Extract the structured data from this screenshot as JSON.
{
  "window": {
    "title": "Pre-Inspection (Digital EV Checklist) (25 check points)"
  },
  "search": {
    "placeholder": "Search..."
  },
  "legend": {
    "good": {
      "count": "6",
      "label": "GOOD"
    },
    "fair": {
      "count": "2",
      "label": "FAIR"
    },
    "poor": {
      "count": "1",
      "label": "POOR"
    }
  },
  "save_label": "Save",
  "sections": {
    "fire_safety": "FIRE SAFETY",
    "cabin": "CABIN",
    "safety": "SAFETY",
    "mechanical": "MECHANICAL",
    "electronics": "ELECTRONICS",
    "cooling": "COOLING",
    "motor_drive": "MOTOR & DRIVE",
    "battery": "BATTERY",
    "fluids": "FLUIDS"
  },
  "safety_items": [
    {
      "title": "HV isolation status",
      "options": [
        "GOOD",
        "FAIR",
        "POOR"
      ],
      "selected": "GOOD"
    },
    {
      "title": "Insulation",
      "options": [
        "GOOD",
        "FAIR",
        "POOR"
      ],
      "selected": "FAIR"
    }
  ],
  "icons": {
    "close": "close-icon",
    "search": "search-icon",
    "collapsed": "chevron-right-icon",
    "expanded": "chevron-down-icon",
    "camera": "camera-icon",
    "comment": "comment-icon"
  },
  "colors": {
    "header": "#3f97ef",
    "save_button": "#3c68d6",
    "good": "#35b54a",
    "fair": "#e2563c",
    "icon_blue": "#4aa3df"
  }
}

--

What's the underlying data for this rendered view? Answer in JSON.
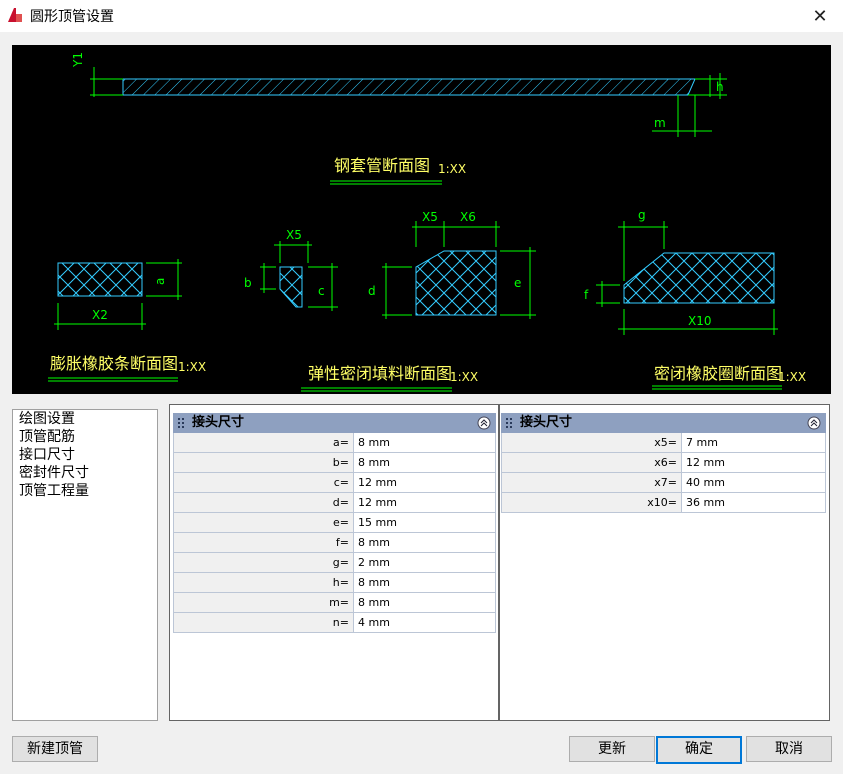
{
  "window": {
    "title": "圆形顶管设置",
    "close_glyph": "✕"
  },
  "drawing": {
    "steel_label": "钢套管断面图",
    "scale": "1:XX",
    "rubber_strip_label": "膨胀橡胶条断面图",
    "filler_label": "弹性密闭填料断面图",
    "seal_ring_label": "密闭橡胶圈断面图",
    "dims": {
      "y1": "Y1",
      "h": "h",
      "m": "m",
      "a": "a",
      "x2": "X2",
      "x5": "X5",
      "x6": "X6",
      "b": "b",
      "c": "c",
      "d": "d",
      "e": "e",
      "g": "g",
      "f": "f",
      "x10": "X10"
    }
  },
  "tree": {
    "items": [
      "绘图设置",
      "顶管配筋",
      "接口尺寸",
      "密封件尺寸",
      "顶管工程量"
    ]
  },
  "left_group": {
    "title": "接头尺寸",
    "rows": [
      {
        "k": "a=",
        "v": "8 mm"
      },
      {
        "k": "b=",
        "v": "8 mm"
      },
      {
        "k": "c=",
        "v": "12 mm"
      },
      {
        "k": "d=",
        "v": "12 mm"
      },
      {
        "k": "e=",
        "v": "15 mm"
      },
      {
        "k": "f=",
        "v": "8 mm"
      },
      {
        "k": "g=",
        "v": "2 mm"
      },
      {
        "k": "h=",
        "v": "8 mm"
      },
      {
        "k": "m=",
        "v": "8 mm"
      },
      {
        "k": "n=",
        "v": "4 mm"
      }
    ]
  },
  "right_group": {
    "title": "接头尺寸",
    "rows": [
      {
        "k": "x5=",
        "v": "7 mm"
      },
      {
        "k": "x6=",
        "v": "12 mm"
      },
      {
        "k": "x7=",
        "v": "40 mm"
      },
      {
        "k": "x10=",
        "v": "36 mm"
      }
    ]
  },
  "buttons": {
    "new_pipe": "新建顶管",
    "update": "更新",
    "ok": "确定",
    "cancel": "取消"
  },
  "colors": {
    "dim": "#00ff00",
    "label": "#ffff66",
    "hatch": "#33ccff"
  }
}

==

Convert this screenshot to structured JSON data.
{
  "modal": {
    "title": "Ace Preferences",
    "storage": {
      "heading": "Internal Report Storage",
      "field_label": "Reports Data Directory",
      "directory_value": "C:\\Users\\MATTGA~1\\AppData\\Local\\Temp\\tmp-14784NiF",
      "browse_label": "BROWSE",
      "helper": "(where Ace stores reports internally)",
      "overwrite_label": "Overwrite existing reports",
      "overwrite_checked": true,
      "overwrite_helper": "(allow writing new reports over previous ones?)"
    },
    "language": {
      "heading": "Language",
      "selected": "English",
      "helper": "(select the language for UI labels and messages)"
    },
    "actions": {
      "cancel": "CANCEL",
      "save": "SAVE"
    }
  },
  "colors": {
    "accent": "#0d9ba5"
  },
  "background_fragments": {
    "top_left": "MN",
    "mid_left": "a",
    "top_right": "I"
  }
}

# What you should do:
Select every line where the word "JSON" occurs.

# Exercise output:
Extract the structured data from this screenshot as JSON.
What's the underlying data for this rendered view? Answer in JSON.
Convert this screenshot to structured JSON data.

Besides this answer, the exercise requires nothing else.